_Task instructions_
Filter the entries, keeping every line with the word "JSON".

_Rows_
>> Start

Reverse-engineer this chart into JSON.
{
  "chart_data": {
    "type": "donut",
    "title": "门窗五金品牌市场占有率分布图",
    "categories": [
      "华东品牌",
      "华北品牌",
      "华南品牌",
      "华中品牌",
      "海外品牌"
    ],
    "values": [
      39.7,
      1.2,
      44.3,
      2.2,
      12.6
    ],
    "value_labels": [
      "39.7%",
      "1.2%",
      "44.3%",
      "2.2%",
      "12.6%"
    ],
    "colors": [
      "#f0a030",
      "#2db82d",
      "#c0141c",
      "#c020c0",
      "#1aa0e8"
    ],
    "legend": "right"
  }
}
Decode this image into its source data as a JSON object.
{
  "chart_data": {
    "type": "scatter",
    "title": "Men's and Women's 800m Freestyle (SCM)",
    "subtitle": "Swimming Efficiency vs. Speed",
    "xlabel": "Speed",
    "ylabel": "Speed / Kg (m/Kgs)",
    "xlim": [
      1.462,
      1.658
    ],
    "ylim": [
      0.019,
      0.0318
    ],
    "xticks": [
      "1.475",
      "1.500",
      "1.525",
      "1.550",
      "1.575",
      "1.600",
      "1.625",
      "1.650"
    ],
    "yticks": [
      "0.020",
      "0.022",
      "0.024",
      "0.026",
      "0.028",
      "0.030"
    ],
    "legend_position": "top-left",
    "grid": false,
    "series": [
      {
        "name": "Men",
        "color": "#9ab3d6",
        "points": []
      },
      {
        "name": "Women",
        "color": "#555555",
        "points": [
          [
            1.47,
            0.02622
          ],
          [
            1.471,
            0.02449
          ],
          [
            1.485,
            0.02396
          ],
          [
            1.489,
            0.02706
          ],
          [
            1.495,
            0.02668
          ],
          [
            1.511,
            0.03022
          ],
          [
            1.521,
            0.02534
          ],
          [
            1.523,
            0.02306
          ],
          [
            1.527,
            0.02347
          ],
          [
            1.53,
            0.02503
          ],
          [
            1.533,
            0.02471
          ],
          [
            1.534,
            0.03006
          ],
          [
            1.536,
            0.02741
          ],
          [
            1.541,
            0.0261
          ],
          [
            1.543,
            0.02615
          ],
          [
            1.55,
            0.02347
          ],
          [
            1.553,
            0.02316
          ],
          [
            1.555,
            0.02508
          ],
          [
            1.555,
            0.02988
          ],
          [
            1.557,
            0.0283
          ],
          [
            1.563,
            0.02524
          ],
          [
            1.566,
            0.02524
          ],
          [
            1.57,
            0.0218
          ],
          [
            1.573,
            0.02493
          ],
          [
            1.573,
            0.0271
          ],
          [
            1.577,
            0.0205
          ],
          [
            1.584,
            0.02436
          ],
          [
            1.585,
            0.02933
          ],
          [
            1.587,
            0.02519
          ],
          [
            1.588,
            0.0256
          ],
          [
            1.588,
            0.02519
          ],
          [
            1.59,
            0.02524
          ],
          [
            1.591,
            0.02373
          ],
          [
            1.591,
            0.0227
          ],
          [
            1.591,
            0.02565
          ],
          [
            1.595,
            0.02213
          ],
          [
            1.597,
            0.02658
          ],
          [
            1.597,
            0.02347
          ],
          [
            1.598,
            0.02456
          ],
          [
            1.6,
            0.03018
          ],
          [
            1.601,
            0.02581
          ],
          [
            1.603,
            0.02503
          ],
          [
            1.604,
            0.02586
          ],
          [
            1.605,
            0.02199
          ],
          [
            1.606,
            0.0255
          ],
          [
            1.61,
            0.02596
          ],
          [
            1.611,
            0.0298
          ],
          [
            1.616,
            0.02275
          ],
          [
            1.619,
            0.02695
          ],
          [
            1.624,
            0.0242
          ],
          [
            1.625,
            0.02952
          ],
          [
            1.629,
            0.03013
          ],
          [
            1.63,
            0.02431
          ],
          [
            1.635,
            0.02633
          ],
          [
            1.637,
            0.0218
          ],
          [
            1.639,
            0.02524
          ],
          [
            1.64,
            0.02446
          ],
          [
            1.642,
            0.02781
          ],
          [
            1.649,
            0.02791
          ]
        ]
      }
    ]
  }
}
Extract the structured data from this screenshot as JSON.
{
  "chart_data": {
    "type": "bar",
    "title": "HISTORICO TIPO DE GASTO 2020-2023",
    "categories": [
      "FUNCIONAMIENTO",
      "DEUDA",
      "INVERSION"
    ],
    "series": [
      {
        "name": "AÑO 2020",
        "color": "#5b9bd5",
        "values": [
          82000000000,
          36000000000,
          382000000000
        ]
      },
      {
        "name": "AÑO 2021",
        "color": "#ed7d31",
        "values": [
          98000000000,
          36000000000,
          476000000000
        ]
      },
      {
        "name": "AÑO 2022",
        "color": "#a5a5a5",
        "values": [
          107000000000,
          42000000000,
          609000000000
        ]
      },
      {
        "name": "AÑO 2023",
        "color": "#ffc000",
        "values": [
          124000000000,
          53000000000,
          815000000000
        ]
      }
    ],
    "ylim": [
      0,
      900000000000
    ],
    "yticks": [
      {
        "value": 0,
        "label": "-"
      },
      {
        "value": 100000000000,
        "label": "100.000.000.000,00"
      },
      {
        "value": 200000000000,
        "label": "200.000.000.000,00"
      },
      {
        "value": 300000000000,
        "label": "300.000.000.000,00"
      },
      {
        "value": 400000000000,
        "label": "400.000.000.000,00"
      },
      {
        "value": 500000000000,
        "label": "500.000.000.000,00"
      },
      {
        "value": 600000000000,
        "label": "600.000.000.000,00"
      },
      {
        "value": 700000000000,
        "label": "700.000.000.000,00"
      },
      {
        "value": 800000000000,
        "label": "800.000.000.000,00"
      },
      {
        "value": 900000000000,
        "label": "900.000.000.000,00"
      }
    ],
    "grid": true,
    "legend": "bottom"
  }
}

>> End

_The solution_
Reverse-engineer this chart into JSON.
Decode this image into its source data as a JSON object.
Extract the structured data from this screenshot as JSON.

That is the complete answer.